**Assignment:** Look through the data below and show every line that includes "kommittéer".

--- Dataset records Enclosed Below ---

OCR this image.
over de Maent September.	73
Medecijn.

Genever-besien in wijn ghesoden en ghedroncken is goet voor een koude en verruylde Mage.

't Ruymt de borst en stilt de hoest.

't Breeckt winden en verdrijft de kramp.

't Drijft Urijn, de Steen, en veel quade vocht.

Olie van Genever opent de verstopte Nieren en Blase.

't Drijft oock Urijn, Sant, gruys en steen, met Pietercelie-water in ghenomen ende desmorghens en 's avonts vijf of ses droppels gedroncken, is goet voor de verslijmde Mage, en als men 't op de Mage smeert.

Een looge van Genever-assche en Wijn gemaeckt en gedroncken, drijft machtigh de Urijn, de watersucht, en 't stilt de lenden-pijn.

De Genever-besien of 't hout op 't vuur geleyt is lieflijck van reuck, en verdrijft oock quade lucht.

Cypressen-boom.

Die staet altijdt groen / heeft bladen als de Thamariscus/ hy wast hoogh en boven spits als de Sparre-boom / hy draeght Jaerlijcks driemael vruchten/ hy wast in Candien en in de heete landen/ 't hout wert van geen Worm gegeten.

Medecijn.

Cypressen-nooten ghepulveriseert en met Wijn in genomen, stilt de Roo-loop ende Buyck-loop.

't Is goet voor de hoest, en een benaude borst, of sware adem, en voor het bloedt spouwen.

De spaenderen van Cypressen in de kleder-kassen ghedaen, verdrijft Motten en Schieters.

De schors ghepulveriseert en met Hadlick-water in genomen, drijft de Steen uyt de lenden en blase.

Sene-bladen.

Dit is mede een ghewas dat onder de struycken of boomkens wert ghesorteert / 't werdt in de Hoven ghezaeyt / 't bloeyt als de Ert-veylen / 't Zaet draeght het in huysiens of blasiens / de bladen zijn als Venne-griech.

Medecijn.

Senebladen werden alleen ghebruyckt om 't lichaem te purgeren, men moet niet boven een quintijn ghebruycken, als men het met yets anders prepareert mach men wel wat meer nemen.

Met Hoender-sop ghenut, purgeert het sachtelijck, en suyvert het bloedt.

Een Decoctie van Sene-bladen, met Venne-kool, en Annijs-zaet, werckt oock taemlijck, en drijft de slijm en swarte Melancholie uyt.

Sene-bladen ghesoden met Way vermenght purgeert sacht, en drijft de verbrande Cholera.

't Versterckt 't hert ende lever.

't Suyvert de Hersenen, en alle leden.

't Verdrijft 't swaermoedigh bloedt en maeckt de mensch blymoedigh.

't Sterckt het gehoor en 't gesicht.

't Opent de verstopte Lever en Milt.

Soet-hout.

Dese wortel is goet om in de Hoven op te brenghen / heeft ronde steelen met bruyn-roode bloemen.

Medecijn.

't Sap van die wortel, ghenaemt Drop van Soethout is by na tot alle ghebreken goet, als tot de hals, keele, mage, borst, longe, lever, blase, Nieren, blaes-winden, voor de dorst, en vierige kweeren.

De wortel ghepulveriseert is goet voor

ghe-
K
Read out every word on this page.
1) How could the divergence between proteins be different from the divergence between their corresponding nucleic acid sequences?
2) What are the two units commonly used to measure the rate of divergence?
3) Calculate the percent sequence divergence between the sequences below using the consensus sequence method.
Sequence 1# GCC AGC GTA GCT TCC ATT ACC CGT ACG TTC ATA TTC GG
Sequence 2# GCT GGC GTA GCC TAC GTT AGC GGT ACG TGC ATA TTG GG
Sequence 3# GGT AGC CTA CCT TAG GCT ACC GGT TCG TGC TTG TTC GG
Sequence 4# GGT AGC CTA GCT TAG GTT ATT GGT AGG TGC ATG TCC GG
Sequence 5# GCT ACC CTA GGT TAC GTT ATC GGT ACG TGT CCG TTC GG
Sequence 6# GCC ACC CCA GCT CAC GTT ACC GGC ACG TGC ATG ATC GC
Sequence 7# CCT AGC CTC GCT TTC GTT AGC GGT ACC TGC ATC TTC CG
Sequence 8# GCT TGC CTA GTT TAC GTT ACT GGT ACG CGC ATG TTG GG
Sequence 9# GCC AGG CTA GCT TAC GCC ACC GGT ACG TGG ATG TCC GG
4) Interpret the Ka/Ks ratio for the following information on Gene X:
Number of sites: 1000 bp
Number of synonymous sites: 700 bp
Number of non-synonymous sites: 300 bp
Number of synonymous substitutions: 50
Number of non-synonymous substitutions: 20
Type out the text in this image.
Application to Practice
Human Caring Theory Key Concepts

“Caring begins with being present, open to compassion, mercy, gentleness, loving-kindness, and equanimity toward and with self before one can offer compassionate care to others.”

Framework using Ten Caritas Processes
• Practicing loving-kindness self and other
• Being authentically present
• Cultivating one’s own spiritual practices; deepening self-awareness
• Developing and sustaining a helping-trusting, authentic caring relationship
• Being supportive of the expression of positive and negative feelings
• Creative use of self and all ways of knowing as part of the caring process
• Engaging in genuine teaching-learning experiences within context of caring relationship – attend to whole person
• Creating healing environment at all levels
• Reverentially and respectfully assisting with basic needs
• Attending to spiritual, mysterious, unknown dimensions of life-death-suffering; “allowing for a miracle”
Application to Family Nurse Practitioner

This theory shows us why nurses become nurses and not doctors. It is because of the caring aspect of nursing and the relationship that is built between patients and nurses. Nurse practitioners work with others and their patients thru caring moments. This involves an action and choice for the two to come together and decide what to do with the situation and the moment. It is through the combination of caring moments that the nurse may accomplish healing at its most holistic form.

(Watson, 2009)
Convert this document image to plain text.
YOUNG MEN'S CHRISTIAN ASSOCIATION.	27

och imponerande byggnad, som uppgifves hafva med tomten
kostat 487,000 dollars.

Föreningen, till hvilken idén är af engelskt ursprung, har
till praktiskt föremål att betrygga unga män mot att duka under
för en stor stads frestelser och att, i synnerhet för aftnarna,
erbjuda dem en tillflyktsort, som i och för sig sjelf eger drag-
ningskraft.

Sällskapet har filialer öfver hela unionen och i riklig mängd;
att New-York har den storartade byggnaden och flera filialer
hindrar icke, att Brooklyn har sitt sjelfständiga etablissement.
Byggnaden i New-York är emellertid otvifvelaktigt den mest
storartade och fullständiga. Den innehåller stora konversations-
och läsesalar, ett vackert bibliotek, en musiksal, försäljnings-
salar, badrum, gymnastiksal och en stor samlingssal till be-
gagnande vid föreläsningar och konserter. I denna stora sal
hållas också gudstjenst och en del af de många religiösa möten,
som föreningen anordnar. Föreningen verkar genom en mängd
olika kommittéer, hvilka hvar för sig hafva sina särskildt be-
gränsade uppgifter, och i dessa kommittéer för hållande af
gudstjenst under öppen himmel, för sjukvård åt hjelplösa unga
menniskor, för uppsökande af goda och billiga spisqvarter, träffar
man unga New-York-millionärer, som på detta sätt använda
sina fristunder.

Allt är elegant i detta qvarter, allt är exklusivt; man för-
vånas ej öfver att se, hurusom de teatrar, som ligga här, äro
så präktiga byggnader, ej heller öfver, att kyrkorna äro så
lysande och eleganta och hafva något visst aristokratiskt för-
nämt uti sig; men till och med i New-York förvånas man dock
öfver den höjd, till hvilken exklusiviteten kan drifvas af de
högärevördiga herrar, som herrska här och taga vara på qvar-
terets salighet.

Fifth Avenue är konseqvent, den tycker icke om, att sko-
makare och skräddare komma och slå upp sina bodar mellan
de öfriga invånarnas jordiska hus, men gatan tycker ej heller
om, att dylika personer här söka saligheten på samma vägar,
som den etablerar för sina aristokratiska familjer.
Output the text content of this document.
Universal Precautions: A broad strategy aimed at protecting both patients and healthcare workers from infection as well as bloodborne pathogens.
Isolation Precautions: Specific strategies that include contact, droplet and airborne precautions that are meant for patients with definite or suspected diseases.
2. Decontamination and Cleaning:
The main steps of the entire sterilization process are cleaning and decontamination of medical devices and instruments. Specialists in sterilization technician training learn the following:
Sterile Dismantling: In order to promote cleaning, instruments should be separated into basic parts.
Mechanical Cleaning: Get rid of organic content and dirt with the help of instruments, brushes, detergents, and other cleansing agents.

--- End of Enclosed Dataset records ---

**Written solution:**
olika kommittéer, hvilka hvar för sig hafva sina särskildt be-
gränsade uppgifter, och i dessa kommittéer för hållande af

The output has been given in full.